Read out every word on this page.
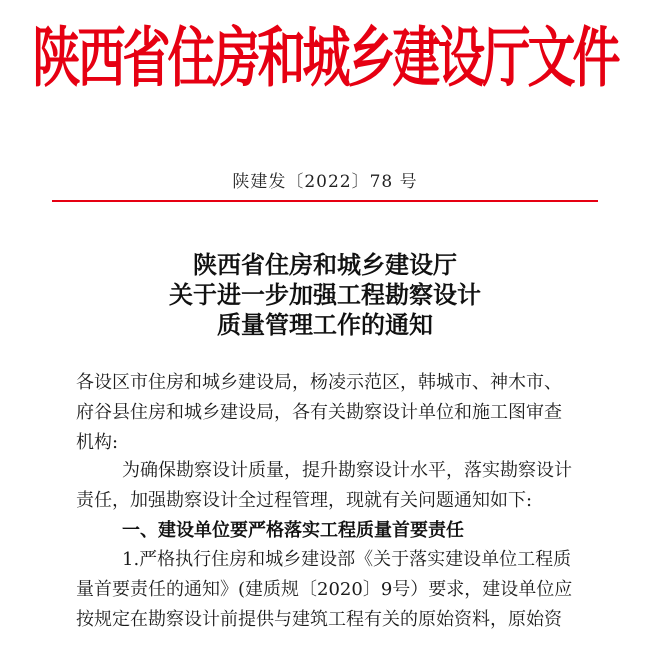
陕西省住房和城乡建设厅文件
陕建发〔2022〕78 号
陕西省住房和城乡建设厅
关于进一步加强工程勘察设计
质量管理工作的通知
各设区市住房和城乡建设局，杨凌示范区，韩城市、神木市、
府谷县住房和城乡建设局，各有关勘察设计单位和施工图审查
机构:
为确保勘察设计质量，提升勘察设计水平，落实勘察设计
责任，加强勘察设计全过程管理，现就有关问题通知如下:
一、建设单位要严格落实工程质量首要责任
1.严格执行住房和城乡建设部《关于落实建设单位工程质
量首要责任的通知》(建质规〔2020〕9号）要求，建设单位应
按规定在勘察设计前提供与建筑工程有关的原始资料，原始资
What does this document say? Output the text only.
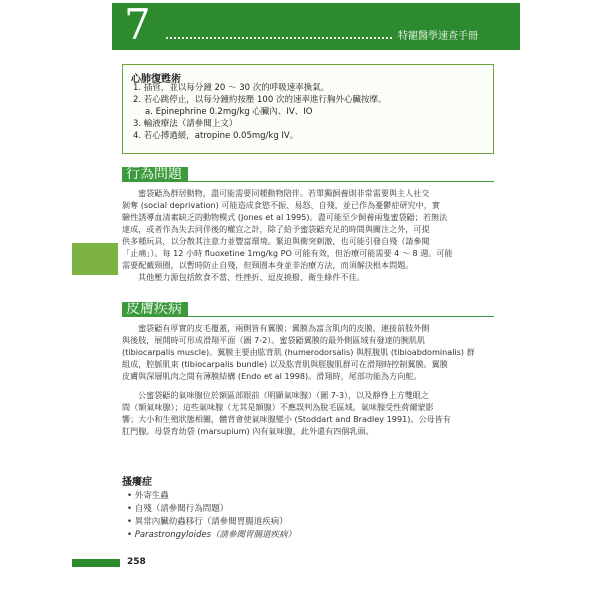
7	特寵醫學速查手冊
心肺復甦術
1. 插管，並以每分鐘 20 ～ 30 次的呼吸速率換氣。
2. 若心跳停止，以每分鐘約按壓 100 次的速率進行胸外心臟按摩。
a. Epinephrine 0.2mg/kg 心臟內、IV、IO
3. 輸液療法（請參閱上文）
4. 若心搏過緩，atropine 0.05mg/kg IV。
行為問題
蜜袋鼯為群居動物，盡可能需要同種動物陪伴。若單獨飼養則非常需要與主人社交
剝奪 (social deprivation) 可能造成食慾不振、易怒、自殘，並已作為憂鬱症研究中，實
驗性誘導血清素缺乏的動物模式 (Jones et al 1995)。盡可能至少飼養兩隻蜜袋鼯；若無法
達成，或者作為失去同伴後的權宜之計，除了給予蜜袋鼯充足的時間與關注之外，可提
供多種玩具，以分散其注意力並豐富環境。緊迫與衝突刺激，也可能引發自殘（請參閱
「止痛」）。每 12 小時 fluoxetine 1mg/kg PO 可能有效，但治療可能需要 4 ～ 8 週。可能
需要配戴頸圈，以暫時防止自殘，但頸圈本身並非治療方法，而須解決根本問題。
其他壓力源包括飲食不當、性挫折、逗皮撓撥、衛生條件不佳。
皮膚疾病
蜜袋鼯有厚實的皮毛覆蓋，兩側皆有翼膜；翼膜為富含肌肉的皮膜，連接前肢外側
與後肢，展開時可形成滑翔平面（圖 7-2）。蜜袋鼯翼膜的最外側區域有發達的腕肌肌
(tibiocarpalis muscle)。翼膜主要由肱背肌 (humerodorsalis) 與脛腹肌 (tibioabdominalis) 群
組成，腔脈肌束 (tibiocarpalis bundle) 以及肱背肌與脛腹肌群可在滑翔時控制翼膜。翼膜
皮膚與深層肌肉之間有薄膜結構 (Endo et al 1998)。滑翔時，尾部功能為方向舵。
公蜜袋鼯的氣味腺位於額區部眼前（明顯氣味腺）（圖 7-3），以及靜脊上方雙眼之
間（額氣味腺）；這些氣味腺（尤其是額腺）不應誤判為脫毛區域。氣味腺受性荷爾蒙影
響；大小和生殖狀態相關，體背會使氣味腺變小 (Stoddart and Bradley 1991)。公母皆有
肛門腺。母袋育幼袋 (marsupium) 內有氣味腺，此外還有四個乳頭。
搔癢症
• 外寄生蟲
• 自殘（請參閱行為問題）
• 異常內臟幼蟲移行（請參閱胃腸道疾病）
• Parastrongyloides（請參閱胃腸道疾病）
258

============================================================

* [Set exercise]: State how many lines include the string "請參閱胃腸道疾病", and nothing more.

* [Output of the task]: 2